### CHALLENGE
Repeat the material from its first line through the line containing "cancel-button[interactable]: Cancel <box>576", replacing "Circulator" with "Rotator" and leaving everything else unchanged.

### DATASET EXTRACT
________________
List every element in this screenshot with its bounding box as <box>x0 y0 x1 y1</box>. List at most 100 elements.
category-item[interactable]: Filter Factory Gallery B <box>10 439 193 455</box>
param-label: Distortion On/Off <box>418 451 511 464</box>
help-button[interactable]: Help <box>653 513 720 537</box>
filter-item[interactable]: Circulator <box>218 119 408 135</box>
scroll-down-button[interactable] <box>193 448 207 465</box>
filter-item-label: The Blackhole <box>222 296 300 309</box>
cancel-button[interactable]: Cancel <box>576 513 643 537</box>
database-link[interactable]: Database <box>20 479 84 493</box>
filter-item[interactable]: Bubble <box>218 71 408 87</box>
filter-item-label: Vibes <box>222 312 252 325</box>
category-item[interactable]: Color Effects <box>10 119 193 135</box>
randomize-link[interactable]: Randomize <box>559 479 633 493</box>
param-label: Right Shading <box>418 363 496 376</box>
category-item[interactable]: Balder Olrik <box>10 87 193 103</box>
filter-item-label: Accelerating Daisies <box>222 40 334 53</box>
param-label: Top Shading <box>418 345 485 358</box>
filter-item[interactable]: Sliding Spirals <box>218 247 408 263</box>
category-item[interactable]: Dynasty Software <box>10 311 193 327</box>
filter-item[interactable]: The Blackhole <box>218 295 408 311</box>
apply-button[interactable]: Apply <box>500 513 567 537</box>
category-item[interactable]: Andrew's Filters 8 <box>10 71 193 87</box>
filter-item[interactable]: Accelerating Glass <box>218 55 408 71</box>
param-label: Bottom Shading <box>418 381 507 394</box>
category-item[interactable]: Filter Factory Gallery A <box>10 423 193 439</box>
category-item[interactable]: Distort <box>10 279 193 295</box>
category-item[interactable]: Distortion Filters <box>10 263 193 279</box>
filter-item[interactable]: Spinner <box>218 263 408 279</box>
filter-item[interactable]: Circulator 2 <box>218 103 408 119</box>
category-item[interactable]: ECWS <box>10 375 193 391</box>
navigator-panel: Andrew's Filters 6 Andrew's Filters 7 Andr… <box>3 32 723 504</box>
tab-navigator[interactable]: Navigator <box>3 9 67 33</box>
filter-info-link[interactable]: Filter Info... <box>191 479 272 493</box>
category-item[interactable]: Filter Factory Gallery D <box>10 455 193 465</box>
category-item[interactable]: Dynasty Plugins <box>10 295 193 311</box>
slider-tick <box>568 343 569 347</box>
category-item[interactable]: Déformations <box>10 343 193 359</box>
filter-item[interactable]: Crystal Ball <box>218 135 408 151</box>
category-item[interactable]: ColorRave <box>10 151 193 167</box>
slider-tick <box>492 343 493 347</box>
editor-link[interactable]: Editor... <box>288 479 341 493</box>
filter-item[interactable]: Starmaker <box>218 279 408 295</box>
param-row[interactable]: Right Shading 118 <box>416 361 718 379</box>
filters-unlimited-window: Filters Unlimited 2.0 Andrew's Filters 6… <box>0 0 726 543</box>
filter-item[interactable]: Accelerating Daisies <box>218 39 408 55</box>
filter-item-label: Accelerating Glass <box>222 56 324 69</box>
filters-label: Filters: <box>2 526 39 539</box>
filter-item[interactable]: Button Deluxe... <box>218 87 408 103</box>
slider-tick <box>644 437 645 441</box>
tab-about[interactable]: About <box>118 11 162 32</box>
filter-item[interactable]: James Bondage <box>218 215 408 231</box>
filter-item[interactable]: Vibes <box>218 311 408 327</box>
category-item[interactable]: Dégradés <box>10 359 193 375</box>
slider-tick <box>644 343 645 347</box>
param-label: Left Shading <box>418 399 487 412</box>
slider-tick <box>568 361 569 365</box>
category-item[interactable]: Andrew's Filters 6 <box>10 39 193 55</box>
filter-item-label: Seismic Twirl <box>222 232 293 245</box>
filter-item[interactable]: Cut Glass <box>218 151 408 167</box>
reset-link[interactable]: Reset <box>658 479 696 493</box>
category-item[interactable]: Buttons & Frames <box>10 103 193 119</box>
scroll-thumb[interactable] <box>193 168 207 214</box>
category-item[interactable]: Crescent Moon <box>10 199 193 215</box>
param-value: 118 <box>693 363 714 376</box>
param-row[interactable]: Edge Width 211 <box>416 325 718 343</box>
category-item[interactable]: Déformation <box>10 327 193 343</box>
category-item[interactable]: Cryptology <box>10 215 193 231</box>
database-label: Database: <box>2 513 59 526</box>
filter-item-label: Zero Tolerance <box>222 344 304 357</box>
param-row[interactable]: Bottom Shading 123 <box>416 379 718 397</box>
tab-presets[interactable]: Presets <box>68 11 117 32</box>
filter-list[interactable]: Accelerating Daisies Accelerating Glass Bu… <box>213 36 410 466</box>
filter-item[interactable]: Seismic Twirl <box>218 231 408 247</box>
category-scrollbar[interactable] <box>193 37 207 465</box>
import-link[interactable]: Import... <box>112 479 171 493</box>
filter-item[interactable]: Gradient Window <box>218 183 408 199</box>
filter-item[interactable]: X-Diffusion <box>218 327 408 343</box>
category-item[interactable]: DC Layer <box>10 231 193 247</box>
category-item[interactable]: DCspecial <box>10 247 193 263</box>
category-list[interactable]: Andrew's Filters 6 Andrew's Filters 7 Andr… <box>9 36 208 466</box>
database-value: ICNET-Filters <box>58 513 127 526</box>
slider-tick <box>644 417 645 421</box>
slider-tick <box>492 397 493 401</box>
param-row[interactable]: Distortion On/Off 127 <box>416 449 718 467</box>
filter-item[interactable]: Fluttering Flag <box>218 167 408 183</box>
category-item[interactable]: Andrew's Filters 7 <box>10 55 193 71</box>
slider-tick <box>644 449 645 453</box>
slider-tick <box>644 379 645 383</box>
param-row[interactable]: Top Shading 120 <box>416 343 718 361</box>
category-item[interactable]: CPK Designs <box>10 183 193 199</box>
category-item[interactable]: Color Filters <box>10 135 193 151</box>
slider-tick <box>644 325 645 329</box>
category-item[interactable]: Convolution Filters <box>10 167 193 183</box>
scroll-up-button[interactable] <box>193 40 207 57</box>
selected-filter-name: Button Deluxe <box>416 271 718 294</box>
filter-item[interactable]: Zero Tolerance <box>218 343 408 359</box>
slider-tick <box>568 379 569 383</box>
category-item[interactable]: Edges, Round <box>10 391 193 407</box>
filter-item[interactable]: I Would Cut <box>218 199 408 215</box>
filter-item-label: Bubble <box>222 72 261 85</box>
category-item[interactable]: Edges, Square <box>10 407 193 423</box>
________________
### SOLUTION TO THIS EXERCISE
List every element in this screenshot with its bounding box as <box>x0 y0 x1 y1</box>. List at most 100 elements.
category-item[interactable]: Filter Factory Gallery B <box>10 439 193 455</box>
param-label: Distortion On/Off <box>418 451 511 464</box>
help-button[interactable]: Help <box>653 513 720 537</box>
filter-item[interactable]: Rotator <box>218 119 408 135</box>
scroll-down-button[interactable] <box>193 448 207 465</box>
filter-item-label: The Blackhole <box>222 296 300 309</box>
cancel-button[interactable]: Cancel <box>576 513 643 537</box>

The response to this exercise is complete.